→ Task to complete
Put every line in the rows below into a JSON list of strings, one string per line, and leave out any blank lines.

→ Record list

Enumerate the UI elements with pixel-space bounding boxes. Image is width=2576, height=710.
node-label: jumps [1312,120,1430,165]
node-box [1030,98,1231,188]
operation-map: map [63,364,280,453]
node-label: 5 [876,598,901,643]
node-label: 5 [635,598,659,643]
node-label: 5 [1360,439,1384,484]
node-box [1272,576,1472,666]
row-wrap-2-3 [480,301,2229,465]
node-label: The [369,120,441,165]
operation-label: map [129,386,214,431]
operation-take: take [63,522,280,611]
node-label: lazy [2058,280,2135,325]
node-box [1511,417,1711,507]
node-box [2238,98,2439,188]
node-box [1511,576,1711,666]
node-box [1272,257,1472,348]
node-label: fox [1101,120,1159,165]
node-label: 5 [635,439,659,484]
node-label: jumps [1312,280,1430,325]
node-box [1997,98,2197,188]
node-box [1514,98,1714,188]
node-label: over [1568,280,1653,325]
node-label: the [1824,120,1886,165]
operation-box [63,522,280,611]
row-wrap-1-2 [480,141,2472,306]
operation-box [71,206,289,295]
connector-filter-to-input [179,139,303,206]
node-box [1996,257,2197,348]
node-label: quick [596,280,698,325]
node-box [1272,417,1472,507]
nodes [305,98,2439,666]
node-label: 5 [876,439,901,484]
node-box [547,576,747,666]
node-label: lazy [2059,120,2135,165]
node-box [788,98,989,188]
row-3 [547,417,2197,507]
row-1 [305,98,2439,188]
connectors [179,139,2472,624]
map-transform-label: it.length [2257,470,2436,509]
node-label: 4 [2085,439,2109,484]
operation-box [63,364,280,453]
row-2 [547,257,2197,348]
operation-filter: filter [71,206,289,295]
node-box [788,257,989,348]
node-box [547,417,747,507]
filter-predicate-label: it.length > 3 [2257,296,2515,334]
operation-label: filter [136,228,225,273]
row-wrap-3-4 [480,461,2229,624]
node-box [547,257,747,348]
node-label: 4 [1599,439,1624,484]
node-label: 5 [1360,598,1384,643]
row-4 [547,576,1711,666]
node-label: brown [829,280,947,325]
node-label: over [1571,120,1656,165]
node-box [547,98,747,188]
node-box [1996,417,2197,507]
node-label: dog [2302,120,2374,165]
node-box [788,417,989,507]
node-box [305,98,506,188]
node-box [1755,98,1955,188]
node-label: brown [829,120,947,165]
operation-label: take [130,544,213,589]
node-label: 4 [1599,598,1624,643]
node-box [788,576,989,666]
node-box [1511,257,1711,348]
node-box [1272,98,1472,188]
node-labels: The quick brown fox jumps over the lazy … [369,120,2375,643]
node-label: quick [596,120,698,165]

→ The solution
[
  "Enumerate the UI elements with pixel-space bounding boxes. Image is width=2576, height=710.",
  "node-label: jumps [1312,120,1430,165]",
  "node-box [1030,98,1231,188]",
  "operation-map: map [63,364,280,453]",
  "node-label: 5 [876,598,901,643]",
  "node-label: 5 [635,598,659,643]",
  "node-label: 5 [1360,439,1384,484]",
  "node-box [1272,576,1472,666]",
  "row-wrap-2-3 [480,301,2229,465]",
  "node-label: The [369,120,441,165]",
  "operation-label: map [129,386,214,431]",
  "operation-take: take [63,522,280,611]",
  "node-label: lazy [2058,280,2135,325]",
  "node-box [1511,417,1711,507]",
  "node-box [2238,98,2439,188]",
  "node-box [1511,576,1711,666]",
  "node-box [1272,257,1472,348]",
  "node-label: fox [1101,120,1159,165]",
  "node-label: 5 [635,439,659,484]",
  "node-label: jumps [1312,280,1430,325]",
  "node-box [1997,98,2197,188]",
  "node-box [1514,98,1714,188]",
  "node-label: over [1568,280,1653,325]",
  "node-label: the [1824,120,1886,165]",
  "operation-box [63,522,280,611]",
  "row-wrap-1-2 [480,141,2472,306]",
  "operation-box [71,206,289,295]",
  "connector-filter-to-input [179,139,303,206]",
  "node-box [1996,257,2197,348]",
  "node-label: quick [596,280,698,325]",
  "node-box [1272,417,1472,507]",
  "nodes [305,98,2439,666]",
  "node-label: 5 [876,439,901,484]",
  "node-box [547,576,747,666]",
  "node-label: lazy [2059,120,2135,165]",
  "node-box [788,98,989,188]",
  "row-3 [547,417,2197,507]",
  "row-1 [305,98,2439,188]",
  "connectors [179,139,2472,624]",
  "map-transform-label: it.length [2257,470,2436,509]",
  "node-label: 4 [2085,439,2109,484]",
  "operation-box [63,364,280,453]",
  "row-2 [547,257,2197,348]",
  "operation-filter: filter [71,206,289,295]",
  "node-box [788,257,989,348]",
  "node-box [547,417,747,507]",
  "filter-predicate-label: it.length > 3 [2257,296,2515,334]",
  "operation-label: filter [136,228,225,273]",
  "row-wrap-3-4 [480,461,2229,624]",
  "node-box [547,257,747,348]",
  "node-label: 4 [1599,439,1624,484]",
  "node-label: 5 [1360,598,1384,643]",
  "row-4 [547,576,1711,666]",
  "node-label: brown [829,280,947,325]",
  "node-label: over [1571,120,1656,165]",
  "node-box [547,98,747,188]",
  "node-box [1996,417,2197,507]",
  "node-label: dog [2302,120,2374,165]",
  "node-box [788,417,989,507]",
  "node-box [305,98,506,188]",
  "node-box [1755,98,1955,188]",
  "node-label: brown [829,120,947,165]",
  "operation-label: take [130,544,213,589]",
  "node-label: 4 [1599,598,1624,643]",
  "node-box [788,576,989,666]",
  "node-box [1511,257,1711,348]",
  "node-box [1272,98,1472,188]",
  "node-labels: The quick brown fox jumps over the lazy … [369,120,2375,643]",
  "node-label: quick [596,120,698,165]"
]